GIVEN TASK:
From the entries below, copy out every line with "charles" in it.
===== MATERIAL PROVIDED =====
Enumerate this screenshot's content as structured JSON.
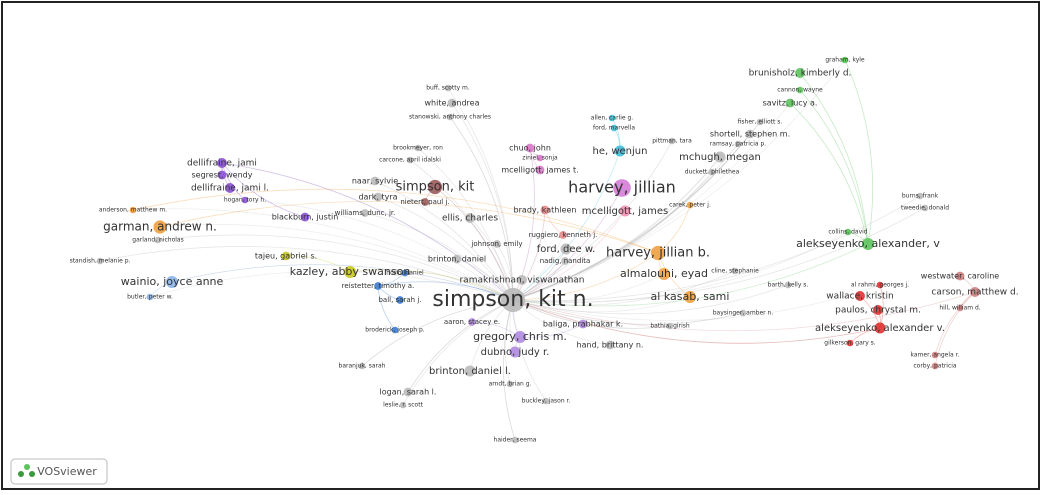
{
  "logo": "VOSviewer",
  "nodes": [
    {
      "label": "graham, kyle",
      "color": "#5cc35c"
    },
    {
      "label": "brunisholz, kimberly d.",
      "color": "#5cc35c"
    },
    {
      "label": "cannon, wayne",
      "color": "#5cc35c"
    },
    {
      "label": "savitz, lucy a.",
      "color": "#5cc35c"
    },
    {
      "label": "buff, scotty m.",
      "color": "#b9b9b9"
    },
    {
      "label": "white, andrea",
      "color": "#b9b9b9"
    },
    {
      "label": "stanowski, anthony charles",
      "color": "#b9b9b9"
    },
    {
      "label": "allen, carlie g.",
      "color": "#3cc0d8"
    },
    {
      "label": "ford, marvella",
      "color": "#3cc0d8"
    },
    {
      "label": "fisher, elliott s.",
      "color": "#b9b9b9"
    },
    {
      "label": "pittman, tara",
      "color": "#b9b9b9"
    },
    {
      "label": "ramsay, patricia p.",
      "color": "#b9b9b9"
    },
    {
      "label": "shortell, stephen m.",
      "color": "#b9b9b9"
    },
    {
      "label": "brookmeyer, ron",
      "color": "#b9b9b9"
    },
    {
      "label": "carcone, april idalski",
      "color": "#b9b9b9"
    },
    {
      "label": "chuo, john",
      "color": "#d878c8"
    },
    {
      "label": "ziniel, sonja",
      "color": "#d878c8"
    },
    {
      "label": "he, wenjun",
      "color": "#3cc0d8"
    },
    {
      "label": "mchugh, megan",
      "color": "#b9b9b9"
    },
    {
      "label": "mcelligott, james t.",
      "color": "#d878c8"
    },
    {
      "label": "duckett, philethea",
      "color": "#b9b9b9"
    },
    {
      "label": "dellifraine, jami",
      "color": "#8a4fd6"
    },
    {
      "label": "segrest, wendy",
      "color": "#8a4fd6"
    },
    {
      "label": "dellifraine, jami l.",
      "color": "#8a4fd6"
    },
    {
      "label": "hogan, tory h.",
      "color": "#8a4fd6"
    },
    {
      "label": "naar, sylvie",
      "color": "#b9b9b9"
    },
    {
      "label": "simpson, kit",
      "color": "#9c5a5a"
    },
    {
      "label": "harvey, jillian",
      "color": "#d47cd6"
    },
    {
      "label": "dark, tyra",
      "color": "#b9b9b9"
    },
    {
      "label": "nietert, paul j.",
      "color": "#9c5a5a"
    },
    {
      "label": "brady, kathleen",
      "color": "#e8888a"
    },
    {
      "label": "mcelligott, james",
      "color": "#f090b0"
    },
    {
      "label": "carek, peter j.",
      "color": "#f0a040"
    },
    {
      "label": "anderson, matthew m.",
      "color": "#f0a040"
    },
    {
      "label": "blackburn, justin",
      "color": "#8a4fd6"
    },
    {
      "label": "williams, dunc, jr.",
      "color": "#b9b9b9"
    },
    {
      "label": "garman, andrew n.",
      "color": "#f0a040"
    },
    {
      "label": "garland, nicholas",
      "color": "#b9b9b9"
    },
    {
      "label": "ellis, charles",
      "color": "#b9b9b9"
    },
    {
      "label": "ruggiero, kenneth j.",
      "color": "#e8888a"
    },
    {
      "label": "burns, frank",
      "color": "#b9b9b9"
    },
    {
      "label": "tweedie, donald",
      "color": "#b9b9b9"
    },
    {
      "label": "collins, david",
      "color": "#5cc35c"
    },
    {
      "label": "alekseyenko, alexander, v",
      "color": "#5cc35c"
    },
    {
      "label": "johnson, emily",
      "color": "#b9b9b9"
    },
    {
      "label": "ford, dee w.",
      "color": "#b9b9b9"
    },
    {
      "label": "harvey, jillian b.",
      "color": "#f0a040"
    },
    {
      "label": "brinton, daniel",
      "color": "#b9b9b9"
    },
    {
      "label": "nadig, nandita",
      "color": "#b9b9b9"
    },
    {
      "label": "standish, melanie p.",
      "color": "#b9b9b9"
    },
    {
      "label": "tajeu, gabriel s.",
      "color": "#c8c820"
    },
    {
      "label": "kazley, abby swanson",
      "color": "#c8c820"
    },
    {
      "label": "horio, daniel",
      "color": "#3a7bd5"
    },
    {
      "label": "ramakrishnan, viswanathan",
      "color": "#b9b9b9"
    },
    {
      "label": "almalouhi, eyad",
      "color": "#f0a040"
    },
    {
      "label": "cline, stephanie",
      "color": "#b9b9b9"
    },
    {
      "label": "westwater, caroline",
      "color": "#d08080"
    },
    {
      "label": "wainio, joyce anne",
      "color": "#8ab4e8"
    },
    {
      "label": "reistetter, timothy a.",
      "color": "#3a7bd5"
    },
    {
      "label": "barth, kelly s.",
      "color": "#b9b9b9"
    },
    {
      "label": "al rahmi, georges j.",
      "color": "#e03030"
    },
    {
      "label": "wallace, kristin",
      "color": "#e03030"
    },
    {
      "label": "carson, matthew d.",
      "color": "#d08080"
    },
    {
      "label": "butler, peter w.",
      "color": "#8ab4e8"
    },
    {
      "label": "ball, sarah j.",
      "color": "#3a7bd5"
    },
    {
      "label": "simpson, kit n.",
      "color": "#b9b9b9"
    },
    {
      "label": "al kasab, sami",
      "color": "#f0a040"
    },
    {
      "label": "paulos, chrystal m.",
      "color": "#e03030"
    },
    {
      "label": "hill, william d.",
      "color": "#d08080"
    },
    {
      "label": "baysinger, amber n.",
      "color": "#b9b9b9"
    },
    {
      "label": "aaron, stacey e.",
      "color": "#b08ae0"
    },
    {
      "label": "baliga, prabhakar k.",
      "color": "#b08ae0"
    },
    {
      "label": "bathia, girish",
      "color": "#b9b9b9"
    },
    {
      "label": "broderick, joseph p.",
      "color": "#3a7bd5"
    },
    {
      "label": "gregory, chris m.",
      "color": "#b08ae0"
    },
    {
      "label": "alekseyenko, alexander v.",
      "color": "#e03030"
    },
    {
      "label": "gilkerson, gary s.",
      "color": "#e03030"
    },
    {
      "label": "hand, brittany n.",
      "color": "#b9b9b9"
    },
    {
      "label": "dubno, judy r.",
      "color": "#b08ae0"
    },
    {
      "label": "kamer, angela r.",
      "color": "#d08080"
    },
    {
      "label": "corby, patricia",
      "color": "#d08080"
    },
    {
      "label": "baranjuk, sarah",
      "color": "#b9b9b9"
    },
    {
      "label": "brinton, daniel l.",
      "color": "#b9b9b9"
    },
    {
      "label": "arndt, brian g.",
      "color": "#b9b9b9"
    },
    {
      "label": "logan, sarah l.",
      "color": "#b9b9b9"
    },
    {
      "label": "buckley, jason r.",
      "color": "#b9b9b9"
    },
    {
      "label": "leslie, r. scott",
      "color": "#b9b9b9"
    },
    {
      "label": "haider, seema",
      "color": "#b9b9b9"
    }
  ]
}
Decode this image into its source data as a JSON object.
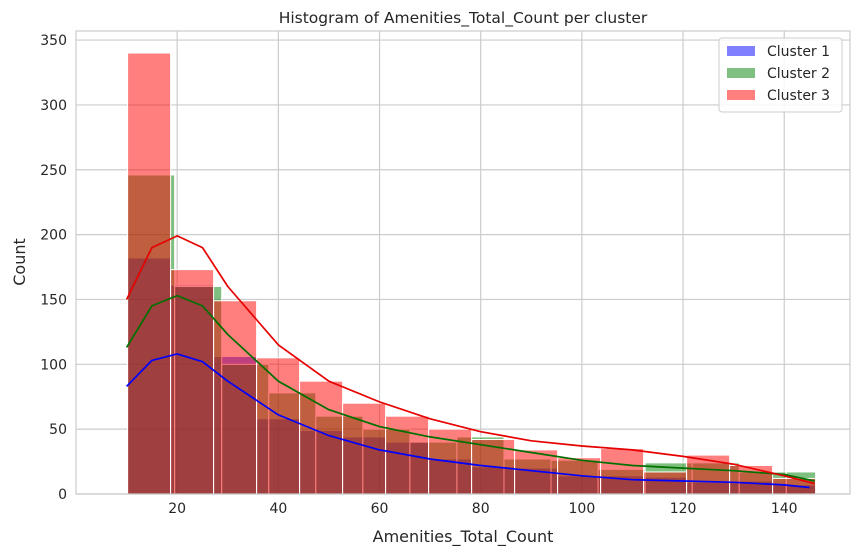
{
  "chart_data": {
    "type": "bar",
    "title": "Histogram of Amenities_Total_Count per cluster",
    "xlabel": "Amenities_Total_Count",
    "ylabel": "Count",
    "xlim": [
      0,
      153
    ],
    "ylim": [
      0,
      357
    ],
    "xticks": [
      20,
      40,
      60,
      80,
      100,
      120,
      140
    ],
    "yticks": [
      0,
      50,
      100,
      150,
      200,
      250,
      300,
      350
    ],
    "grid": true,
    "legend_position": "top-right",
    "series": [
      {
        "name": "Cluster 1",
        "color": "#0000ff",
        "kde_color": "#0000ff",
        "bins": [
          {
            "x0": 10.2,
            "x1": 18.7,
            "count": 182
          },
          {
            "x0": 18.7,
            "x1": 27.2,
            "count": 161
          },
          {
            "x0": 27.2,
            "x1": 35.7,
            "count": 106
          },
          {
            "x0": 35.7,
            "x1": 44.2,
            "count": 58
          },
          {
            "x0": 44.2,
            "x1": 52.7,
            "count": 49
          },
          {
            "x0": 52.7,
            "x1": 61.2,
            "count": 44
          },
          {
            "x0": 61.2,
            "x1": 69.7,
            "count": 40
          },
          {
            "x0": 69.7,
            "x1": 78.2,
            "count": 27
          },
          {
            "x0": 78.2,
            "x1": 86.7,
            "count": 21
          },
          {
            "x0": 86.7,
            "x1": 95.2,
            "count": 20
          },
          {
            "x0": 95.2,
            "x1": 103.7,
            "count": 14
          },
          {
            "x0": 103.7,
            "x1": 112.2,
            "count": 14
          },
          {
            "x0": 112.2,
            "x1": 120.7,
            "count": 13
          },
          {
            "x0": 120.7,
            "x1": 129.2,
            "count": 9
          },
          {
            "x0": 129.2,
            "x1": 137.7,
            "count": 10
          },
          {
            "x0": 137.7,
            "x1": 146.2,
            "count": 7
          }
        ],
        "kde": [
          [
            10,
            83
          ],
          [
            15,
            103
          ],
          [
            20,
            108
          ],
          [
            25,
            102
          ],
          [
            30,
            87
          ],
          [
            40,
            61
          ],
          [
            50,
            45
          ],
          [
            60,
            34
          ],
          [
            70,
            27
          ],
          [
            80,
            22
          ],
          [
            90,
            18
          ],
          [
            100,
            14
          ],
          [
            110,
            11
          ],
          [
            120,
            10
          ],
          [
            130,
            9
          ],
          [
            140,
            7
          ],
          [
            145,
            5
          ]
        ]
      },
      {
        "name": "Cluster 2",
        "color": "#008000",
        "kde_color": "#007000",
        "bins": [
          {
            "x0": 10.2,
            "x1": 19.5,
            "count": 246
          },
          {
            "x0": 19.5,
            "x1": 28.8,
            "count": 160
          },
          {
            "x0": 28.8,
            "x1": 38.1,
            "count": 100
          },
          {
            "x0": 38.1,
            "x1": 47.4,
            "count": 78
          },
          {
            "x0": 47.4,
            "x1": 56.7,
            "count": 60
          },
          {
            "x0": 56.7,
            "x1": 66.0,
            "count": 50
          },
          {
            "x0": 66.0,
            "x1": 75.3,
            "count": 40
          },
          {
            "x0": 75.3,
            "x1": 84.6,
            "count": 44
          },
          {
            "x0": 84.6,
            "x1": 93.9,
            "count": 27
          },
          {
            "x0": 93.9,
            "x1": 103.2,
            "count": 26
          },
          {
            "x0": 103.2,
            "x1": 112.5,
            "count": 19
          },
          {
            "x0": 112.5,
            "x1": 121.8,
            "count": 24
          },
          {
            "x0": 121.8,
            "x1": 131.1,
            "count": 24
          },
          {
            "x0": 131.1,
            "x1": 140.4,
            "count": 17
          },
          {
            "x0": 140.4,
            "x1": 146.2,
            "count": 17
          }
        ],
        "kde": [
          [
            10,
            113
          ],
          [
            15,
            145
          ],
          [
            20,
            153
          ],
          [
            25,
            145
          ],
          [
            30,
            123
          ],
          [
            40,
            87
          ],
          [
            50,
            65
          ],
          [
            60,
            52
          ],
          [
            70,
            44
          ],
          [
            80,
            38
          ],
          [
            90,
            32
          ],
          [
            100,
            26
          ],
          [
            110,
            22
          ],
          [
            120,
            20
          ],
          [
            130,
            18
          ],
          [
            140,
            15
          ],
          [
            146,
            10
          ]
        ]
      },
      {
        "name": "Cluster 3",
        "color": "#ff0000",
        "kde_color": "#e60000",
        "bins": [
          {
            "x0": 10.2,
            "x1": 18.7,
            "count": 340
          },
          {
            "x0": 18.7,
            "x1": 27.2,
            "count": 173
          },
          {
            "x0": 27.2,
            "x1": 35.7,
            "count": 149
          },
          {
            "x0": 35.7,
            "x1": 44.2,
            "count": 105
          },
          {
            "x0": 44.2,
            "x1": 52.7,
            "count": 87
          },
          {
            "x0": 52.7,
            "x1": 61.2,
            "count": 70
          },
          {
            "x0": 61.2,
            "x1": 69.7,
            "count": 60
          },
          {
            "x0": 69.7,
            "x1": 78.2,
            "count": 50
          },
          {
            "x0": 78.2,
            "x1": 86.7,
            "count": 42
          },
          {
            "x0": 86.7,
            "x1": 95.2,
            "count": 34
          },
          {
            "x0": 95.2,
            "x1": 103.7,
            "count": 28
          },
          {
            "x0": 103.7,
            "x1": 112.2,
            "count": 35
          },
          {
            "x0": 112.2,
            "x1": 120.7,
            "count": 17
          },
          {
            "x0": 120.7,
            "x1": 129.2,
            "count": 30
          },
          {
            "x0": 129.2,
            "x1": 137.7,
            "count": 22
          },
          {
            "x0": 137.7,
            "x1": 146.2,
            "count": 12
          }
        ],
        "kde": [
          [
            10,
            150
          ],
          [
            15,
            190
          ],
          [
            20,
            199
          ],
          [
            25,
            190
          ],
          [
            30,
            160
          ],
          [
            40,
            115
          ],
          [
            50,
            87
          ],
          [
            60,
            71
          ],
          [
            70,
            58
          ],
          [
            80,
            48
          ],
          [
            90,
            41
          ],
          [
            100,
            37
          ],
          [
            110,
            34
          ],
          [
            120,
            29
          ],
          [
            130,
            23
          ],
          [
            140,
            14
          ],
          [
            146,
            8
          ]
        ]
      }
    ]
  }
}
=====
CORRECT OUTPUT:
      "label": "stanowski, anthony charles",
      "label": "ellis, charles",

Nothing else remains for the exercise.